- TASK GOAL -
Give every line again exactly as it appears, please, but not the pictures.

- MATERIAL FOR THIS EXERCISE -
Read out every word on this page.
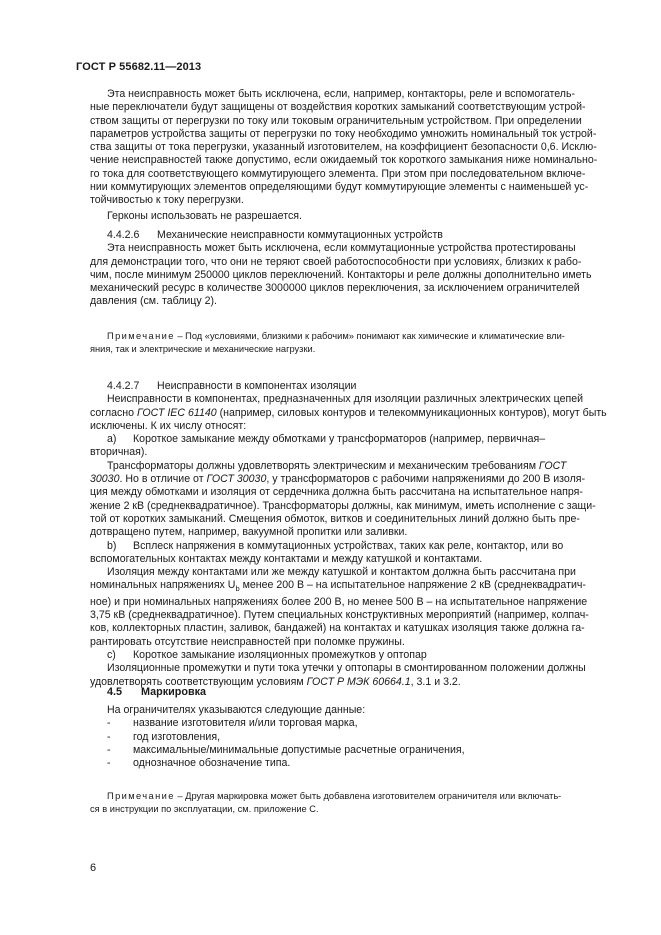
ГОСТ Р 55682.11—2013
Эта неисправность может быть исключена, если, например, контакторы, реле и вспомогатель-
ные переключатели будут защищены от воздействия коротких замыканий соответствующим устрой-
ством защиты от перегрузки по току или токовым ограничительным устройством. При определении
параметров устройства защиты от перегрузки по току необходимо умножить номинальный ток устрой-
ства защиты от тока перегрузки, указанный изготовителем, на коэффициент безопасности 0,6. Исклю-
чение неисправностей также допустимо, если ожидаемый ток короткого замыкания ниже номинально-
го тока для соответствующего коммутирующего элемента. При этом при последовательном включе-
нии коммутирующих элементов определяющими будут коммутирующие элементы с наименьшей ус-
тойчивостью к току перегрузки.
Герконы использовать не разрешается.
4.4.2.6      Механические неисправности коммутационных устройств
Эта неисправность может быть исключена, если коммутационные устройства протестированы
для демонстрации того, что они не теряют своей работоспособности при условиях, близких к рабо-
чим, после минимум 250000 циклов переключений. Контакторы и реле должны дополнительно иметь
механический ресурс в количестве 3000000 циклов переключения, за исключением ограничителей
давления (см. таблицу 2).
Примечание – Под «условиями, близкими к рабочим» понимают как химические и климатические вли-
яния, так и электрические и механические нагрузки.
4.4.2.7      Неисправности в компонентах изоляции
Неисправности в компонентах, предназначенных для изоляции различных электрических цепей
согласно ГОСТ IEC 61140 (например, силовых контуров и телекоммуникационных контуров), могут быть
исключены. К их числу относят:
a) Короткое замыкание между обмотками у трансформаторов (например, первичная–
вторичная).
Трансформаторы должны удовлетворять электрическим и механическим требованиям ГОСТ
30030. Но в отличие от ГОСТ 30030, у трансформаторов с рабочими напряжениями до 200 В изоля-
ция между обмотками и изоляция от сердечника должна быть рассчитана на испытательное напря-
жение 2 кВ (среднеквадратичное). Трансформаторы должны, как минимум, иметь исполнение с защи-
той от коротких замыканий. Смещения обмоток, витков и соединительных линий должно быть пре-
дотвращено путем, например, вакуумной пропитки или заливки.
b) Всплеск напряжения в коммутационных устройствах, таких как реле, контактор, или во
вспомогательных контактах между контактами и между катушкой и контактами.
Изоляция между контактами или же между катушкой и контактом должна быть рассчитана при
номинальных напряжениях $U_b$ менее 200 В – на испытательное напряжение 2 кВ (среднеквадратич-
ное) и при номинальных напряжениях более 200 В, но менее 500 В – на испытательное напряжение
3,75 кВ (среднеквадратичное). Путем специальных конструктивных мероприятий (например, колпач-
ков, коллекторных пластин, заливок, бандажей) на контактах и катушках изоляция также должна га-
рантировать отсутствие неисправностей при поломке пружины.
c) Короткое замыкание изоляционных промежутков у оптопар
Изоляционные промежутки и пути тока утечки у оптопары в смонтированном положении должны
удовлетворять соответствующим условиям ГОСТ Р МЭК 60664.1, 3.1 и 3.2.
4.5 Маркировка
На ограничителях указываются следующие данные:
- название изготовителя и/или торговая марка,
- год изготовления,
- максимальные/минимальные допустимые расчетные ограничения,
- однозначное обозначение типа.
Примечание – Другая маркировка может быть добавлена изготовителем ограничителя или включать-
ся в инструкции по эксплуатации, см. приложение С.
6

- EXERCISE ANSWER -
Read out every word on this page.
ГОСТ Р 55682.11—2013
Эта неисправность может быть исключена, если, например, контакторы, реле и вспомогатель-
ные переключатели будут защищены от воздействия коротких замыканий соответствующим устрой-
ством защиты от перегрузки по току или токовым ограничительным устройством. При определении
параметров устройства защиты от перегрузки по току необходимо умножить номинальный ток устрой-
ства защиты от тока перегрузки, указанный изготовителем, на коэффициент безопасности 0,6. Исклю-
чение неисправностей также допустимо, если ожидаемый ток короткого замыкания ниже номинально-
го тока для соответствующего коммутирующего элемента. При этом при последовательном включе-
нии коммутирующих элементов определяющими будут коммутирующие элементы с наименьшей ус-
тойчивостью к току перегрузки.
Герконы использовать не разрешается.
4.4.2.6      Механические неисправности коммутационных устройств
Эта неисправность может быть исключена, если коммутационные устройства протестированы
для демонстрации того, что они не теряют своей работоспособности при условиях, близких к рабо-
чим, после минимум 250000 циклов переключений. Контакторы и реле должны дополнительно иметь
механический ресурс в количестве 3000000 циклов переключения, за исключением ограничителей
давления (см. таблицу 2).
Примечание – Под «условиями, близкими к рабочим» понимают как химические и климатические вли-
яния, так и электрические и механические нагрузки.
4.4.2.7      Неисправности в компонентах изоляции
Неисправности в компонентах, предназначенных для изоляции различных электрических цепей
согласно ГОСТ IEC 61140 (например, силовых контуров и телекоммуникационных контуров), могут быть
исключены. К их числу относят:
a) Короткое замыкание между обмотками у трансформаторов (например, первичная–
вторичная).
Трансформаторы должны удовлетворять электрическим и механическим требованиям ГОСТ
30030. Но в отличие от ГОСТ 30030, у трансформаторов с рабочими напряжениями до 200 В изоля-
ция между обмотками и изоляция от сердечника должна быть рассчитана на испытательное напря-
жение 2 кВ (среднеквадратичное). Трансформаторы должны, как минимум, иметь исполнение с защи-
той от коротких замыканий. Смещения обмоток, витков и соединительных линий должно быть пре-
дотвращено путем, например, вакуумной пропитки или заливки.
b) Всплеск напряжения в коммутационных устройствах, таких как реле, контактор, или во
вспомогательных контактах между контактами и между катушкой и контактами.
Изоляция между контактами или же между катушкой и контактом должна быть рассчитана при
номинальных напряжениях $U_b$ менее 200 В – на испытательное напряжение 2 кВ (среднеквадратич-
ное) и при номинальных напряжениях более 200 В, но менее 500 В – на испытательное напряжение
3,75 кВ (среднеквадратичное). Путем специальных конструктивных мероприятий (например, колпач-
ков, коллекторных пластин, заливок, бандажей) на контактах и катушках изоляция также должна га-
рантировать отсутствие неисправностей при поломке пружины.
c) Короткое замыкание изоляционных промежутков у оптопар
Изоляционные промежутки и пути тока утечки у оптопары в смонтированном положении должны
удовлетворять соответствующим условиям ГОСТ Р МЭК 60664.1, 3.1 и 3.2.
4.5 Маркировка
На ограничителях указываются следующие данные:
- название изготовителя и/или торговая марка,
- год изготовления,
- максимальные/минимальные допустимые расчетные ограничения,
- однозначное обозначение типа.
Примечание – Другая маркировка может быть добавлена изготовителем ограничителя или включать-
ся в инструкции по эксплуатации, см. приложение С.
6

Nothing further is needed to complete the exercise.